STATED TASK:
Copy all lines below containing "type".

── RECORDED INFORMATION

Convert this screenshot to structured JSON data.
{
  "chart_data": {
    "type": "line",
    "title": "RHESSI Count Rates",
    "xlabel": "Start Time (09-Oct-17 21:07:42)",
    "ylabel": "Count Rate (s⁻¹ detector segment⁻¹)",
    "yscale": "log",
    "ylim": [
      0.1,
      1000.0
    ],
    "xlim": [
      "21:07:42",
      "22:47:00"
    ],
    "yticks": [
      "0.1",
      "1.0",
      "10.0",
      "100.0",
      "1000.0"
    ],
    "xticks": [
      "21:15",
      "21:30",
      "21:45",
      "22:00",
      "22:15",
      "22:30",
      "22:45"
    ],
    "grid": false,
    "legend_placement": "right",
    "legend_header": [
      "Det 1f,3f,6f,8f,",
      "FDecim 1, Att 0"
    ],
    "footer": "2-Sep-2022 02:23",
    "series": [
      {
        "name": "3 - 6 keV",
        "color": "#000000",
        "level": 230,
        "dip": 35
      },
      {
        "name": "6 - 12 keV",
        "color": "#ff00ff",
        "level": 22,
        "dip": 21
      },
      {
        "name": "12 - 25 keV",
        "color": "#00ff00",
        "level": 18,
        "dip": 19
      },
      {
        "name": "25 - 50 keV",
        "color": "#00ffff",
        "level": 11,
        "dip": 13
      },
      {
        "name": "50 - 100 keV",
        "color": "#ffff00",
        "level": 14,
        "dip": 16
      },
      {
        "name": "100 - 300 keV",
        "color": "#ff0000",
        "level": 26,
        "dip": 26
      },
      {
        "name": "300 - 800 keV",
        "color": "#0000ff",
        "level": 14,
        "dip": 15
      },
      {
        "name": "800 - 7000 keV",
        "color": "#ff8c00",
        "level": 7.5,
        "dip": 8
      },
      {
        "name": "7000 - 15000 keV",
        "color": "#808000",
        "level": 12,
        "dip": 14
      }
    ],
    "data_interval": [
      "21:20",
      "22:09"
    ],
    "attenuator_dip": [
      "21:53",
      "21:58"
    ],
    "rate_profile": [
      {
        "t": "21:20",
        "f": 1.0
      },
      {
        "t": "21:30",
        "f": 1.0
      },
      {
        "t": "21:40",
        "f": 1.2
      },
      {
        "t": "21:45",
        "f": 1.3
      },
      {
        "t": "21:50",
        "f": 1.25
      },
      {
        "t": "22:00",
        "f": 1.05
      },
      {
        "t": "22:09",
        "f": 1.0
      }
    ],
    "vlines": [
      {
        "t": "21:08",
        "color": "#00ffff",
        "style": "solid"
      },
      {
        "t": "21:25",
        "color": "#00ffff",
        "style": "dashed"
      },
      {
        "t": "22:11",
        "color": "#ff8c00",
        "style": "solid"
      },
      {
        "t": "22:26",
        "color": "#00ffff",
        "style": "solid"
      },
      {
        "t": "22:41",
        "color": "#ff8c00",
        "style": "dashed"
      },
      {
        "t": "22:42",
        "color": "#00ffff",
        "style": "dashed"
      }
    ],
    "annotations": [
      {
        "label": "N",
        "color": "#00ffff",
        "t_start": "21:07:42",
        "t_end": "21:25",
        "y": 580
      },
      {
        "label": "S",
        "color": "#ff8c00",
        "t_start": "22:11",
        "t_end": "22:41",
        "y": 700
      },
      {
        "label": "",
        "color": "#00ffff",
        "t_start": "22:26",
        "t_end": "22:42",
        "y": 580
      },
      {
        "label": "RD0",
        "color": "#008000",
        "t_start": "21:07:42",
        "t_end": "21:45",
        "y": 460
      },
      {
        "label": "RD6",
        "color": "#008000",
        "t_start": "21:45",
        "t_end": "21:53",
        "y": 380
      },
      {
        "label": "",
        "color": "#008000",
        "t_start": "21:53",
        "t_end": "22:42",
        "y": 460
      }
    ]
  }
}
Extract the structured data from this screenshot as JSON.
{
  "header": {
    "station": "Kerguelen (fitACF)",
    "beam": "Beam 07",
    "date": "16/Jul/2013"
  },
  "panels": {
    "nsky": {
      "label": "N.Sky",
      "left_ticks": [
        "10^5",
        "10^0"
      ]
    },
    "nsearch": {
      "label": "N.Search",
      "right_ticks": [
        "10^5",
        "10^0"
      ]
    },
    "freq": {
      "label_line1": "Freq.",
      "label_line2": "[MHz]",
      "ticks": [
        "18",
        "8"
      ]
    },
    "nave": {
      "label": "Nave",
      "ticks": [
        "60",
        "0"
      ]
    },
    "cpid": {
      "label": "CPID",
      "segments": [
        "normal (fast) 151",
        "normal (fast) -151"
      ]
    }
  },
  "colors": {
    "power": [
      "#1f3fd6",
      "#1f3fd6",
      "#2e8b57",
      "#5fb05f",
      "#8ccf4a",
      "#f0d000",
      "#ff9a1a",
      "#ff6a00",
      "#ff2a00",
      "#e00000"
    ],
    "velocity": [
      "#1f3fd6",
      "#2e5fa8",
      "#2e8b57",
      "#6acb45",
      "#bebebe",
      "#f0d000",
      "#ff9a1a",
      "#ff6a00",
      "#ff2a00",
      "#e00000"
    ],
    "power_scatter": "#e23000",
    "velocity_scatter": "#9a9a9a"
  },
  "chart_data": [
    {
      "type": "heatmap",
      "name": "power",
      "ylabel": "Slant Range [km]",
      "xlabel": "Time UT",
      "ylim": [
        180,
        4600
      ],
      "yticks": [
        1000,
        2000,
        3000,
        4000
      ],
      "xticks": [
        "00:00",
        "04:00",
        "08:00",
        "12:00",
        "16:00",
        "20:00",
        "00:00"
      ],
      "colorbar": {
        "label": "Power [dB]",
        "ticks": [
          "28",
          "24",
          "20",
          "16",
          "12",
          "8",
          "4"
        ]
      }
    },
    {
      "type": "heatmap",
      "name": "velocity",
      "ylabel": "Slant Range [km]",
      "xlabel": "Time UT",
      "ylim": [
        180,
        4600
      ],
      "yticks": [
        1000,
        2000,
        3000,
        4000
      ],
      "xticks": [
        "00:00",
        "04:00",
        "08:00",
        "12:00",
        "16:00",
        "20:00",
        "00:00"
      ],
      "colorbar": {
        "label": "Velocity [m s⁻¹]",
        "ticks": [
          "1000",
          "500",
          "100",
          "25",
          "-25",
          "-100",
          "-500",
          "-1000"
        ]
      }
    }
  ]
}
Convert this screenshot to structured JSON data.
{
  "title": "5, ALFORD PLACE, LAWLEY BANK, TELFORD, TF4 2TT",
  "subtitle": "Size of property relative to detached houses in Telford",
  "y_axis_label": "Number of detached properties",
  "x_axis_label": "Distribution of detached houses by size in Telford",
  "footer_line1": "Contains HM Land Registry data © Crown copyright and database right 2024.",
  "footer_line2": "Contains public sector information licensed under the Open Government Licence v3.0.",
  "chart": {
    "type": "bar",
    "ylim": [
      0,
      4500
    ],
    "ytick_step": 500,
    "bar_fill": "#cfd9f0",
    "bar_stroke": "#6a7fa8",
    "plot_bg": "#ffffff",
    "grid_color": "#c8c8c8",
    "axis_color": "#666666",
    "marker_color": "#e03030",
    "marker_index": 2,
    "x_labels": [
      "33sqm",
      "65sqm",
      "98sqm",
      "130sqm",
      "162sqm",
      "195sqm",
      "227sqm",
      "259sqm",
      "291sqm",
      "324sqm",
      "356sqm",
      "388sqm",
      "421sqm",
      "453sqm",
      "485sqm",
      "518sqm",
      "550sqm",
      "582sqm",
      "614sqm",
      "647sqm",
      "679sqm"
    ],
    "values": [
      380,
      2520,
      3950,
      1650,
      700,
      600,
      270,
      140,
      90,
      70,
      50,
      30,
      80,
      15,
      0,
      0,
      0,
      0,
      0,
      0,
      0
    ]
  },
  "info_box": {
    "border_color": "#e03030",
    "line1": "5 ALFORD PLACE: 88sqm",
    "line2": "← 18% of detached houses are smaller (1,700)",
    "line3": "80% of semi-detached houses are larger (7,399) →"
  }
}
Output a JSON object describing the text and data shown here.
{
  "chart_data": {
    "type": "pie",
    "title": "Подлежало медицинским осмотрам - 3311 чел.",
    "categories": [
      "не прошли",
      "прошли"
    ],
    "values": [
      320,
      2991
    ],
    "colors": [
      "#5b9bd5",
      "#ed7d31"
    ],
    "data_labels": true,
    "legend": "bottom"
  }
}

────

ANSWER TO THIS EXERCISE:
    "type": "line",
      "type": "heatmap",
      "type": "heatmap",
    "type": "bar",
    "type": "pie",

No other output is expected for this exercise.